Directions — Reproduce the data exactly and drop any pictures it holds.

Input rows —
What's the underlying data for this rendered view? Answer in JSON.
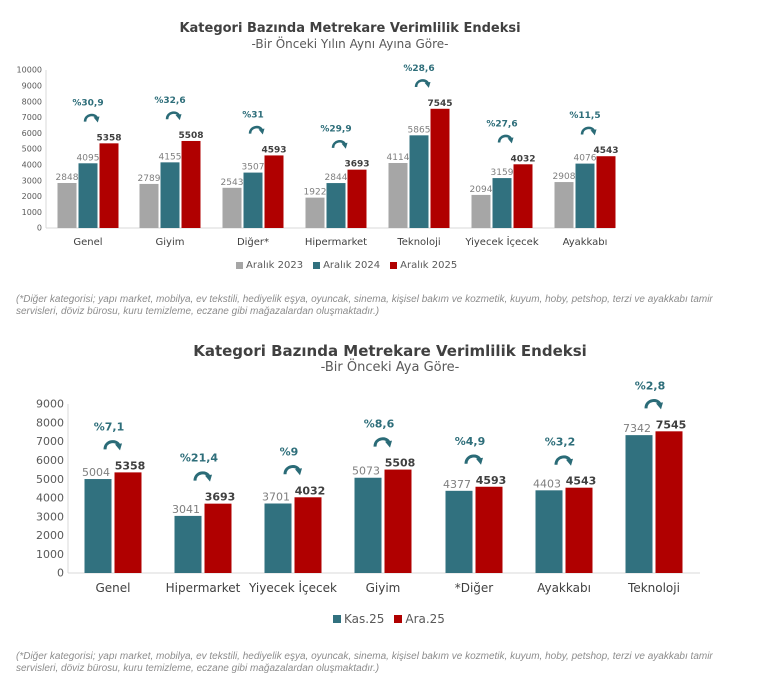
{
  "colors": {
    "gray": "#a6a6a6",
    "teal": "#31717f",
    "red": "#b00000",
    "arrow": "#2a6b77",
    "pct_text": "#2e6e7a",
    "axis": "#d9d9d9",
    "tick_text": "#595959"
  },
  "chart_data": [
    {
      "type": "bar",
      "title": "Kategori Bazında Metrekare Verimlilik Endeksi",
      "subtitle": "-Bir Önceki Yılın Aynı Ayına Göre-",
      "categories": [
        "Genel",
        "Giyim",
        "Diğer*",
        "Hipermarket",
        "Teknoloji",
        "Yiyecek İçecek",
        "Ayakkabı"
      ],
      "series": [
        {
          "name": "Aralık 2023",
          "color": "#a6a6a6",
          "values": [
            2848,
            2789,
            2543,
            1922,
            4114,
            2094,
            2908
          ]
        },
        {
          "name": "Aralık 2024",
          "color": "#31717f",
          "values": [
            4095,
            4155,
            3507,
            2844,
            5865,
            3159,
            4076
          ]
        },
        {
          "name": "Aralık 2025",
          "color": "#b00000",
          "values": [
            5358,
            5508,
            4593,
            3693,
            7545,
            4032,
            4543
          ]
        }
      ],
      "change_labels": [
        "%30,9",
        "%32,6",
        "%31",
        "%29,9",
        "%28,6",
        "%27,6",
        "%11,5"
      ],
      "yticks": [
        "0",
        "1000",
        "2000",
        "3000",
        "4000",
        "5000",
        "6000",
        "7000",
        "8000",
        "9000",
        "10000"
      ],
      "ylim": [
        0,
        10000
      ],
      "legend": "bottom",
      "grid": false,
      "xlabel": "",
      "ylabel": ""
    },
    {
      "type": "bar",
      "title": "Kategori Bazında Metrekare Verimlilik Endeksi",
      "subtitle": "-Bir Önceki Aya Göre-",
      "categories": [
        "Genel",
        "Hipermarket",
        "Yiyecek İçecek",
        "Giyim",
        "*Diğer",
        "Ayakkabı",
        "Teknoloji"
      ],
      "series": [
        {
          "name": "Kas.25",
          "color": "#31717f",
          "values": [
            5004,
            3041,
            3701,
            5073,
            4377,
            4403,
            7342
          ]
        },
        {
          "name": "Ara.25",
          "color": "#b00000",
          "values": [
            5358,
            3693,
            4032,
            5508,
            4593,
            4543,
            7545
          ]
        }
      ],
      "change_labels": [
        "%7,1",
        "%21,4",
        "%9",
        "%8,6",
        "%4,9",
        "%3,2",
        "%2,8"
      ],
      "yticks": [
        "0",
        "1000",
        "2000",
        "3000",
        "4000",
        "5000",
        "6000",
        "7000",
        "8000",
        "9000"
      ],
      "ylim": [
        0,
        9000
      ],
      "legend": "bottom",
      "grid": false,
      "xlabel": "",
      "ylabel": ""
    }
  ],
  "notes": {
    "note1": "(*Diğer kategorisi; yapı market, mobilya, ev tekstili, hediyelik eşya, oyuncak, sinema, kişisel bakım ve kozmetik, kuyum, hoby, petshop, terzi ve ayakkabı tamir servisleri, döviz bürosu, kuru temizleme, eczane gibi mağazalardan oluşmaktadır.)",
    "note2": "(*Diğer kategorisi; yapı market, mobilya, ev tekstili, hediyelik eşya, oyuncak, sinema, kişisel bakım ve kozmetik, kuyum, hoby, petshop, terzi ve ayakkabı tamir servisleri, döviz bürosu, kuru temizleme, eczane gibi mağazalardan oluşmaktadır.)"
  }
}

Complete response —
What's the underlying data for this rendered view? Answer in JSON.
{
  "colors": {
    "gray": "#a6a6a6",
    "teal": "#31717f",
    "red": "#b00000",
    "arrow": "#2a6b77",
    "pct_text": "#2e6e7a",
    "axis": "#d9d9d9",
    "tick_text": "#595959"
  },
  "chart_data": [
    {
      "type": "bar",
      "title": "Kategori Bazında Metrekare Verimlilik Endeksi",
      "subtitle": "-Bir Önceki Yılın Aynı Ayına Göre-",
      "categories": [
        "Genel",
        "Giyim",
        "Diğer*",
        "Hipermarket",
        "Teknoloji",
        "Yiyecek İçecek",
        "Ayakkabı"
      ],
      "series": [
        {
          "name": "Aralık 2023",
          "color": "#a6a6a6",
          "values": [
            2848,
            2789,
            2543,
            1922,
            4114,
            2094,
            2908
          ]
        },
        {
          "name": "Aralık 2024",
          "color": "#31717f",
          "values": [
            4095,
            4155,
            3507,
            2844,
            5865,
            3159,
            4076
          ]
        },
        {
          "name": "Aralık 2025",
          "color": "#b00000",
          "values": [
            5358,
            5508,
            4593,
            3693,
            7545,
            4032,
            4543
          ]
        }
      ],
      "change_labels": [
        "%30,9",
        "%32,6",
        "%31",
        "%29,9",
        "%28,6",
        "%27,6",
        "%11,5"
      ],
      "yticks": [
        "0",
        "1000",
        "2000",
        "3000",
        "4000",
        "5000",
        "6000",
        "7000",
        "8000",
        "9000",
        "10000"
      ],
      "ylim": [
        0,
        10000
      ],
      "legend": "bottom",
      "grid": false,
      "xlabel": "",
      "ylabel": ""
    },
    {
      "type": "bar",
      "title": "Kategori Bazında Metrekare Verimlilik Endeksi",
      "subtitle": "-Bir Önceki Aya Göre-",
      "categories": [
        "Genel",
        "Hipermarket",
        "Yiyecek İçecek",
        "Giyim",
        "*Diğer",
        "Ayakkabı",
        "Teknoloji"
      ],
      "series": [
        {
          "name": "Kas.25",
          "color": "#31717f",
          "values": [
            5004,
            3041,
            3701,
            5073,
            4377,
            4403,
            7342
          ]
        },
        {
          "name": "Ara.25",
          "color": "#b00000",
          "values": [
            5358,
            3693,
            4032,
            5508,
            4593,
            4543,
            7545
          ]
        }
      ],
      "change_labels": [
        "%7,1",
        "%21,4",
        "%9",
        "%8,6",
        "%4,9",
        "%3,2",
        "%2,8"
      ],
      "yticks": [
        "0",
        "1000",
        "2000",
        "3000",
        "4000",
        "5000",
        "6000",
        "7000",
        "8000",
        "9000"
      ],
      "ylim": [
        0,
        9000
      ],
      "legend": "bottom",
      "grid": false,
      "xlabel": "",
      "ylabel": ""
    }
  ],
  "notes": {
    "note1": "(*Diğer kategorisi; yapı market, mobilya, ev tekstili, hediyelik eşya, oyuncak, sinema, kişisel bakım ve kozmetik, kuyum, hoby, petshop, terzi ve ayakkabı tamir servisleri, döviz bürosu, kuru temizleme, eczane gibi mağazalardan oluşmaktadır.)",
    "note2": "(*Diğer kategorisi; yapı market, mobilya, ev tekstili, hediyelik eşya, oyuncak, sinema, kişisel bakım ve kozmetik, kuyum, hoby, petshop, terzi ve ayakkabı tamir servisleri, döviz bürosu, kuru temizleme, eczane gibi mağazalardan oluşmaktadır.)"
  }
}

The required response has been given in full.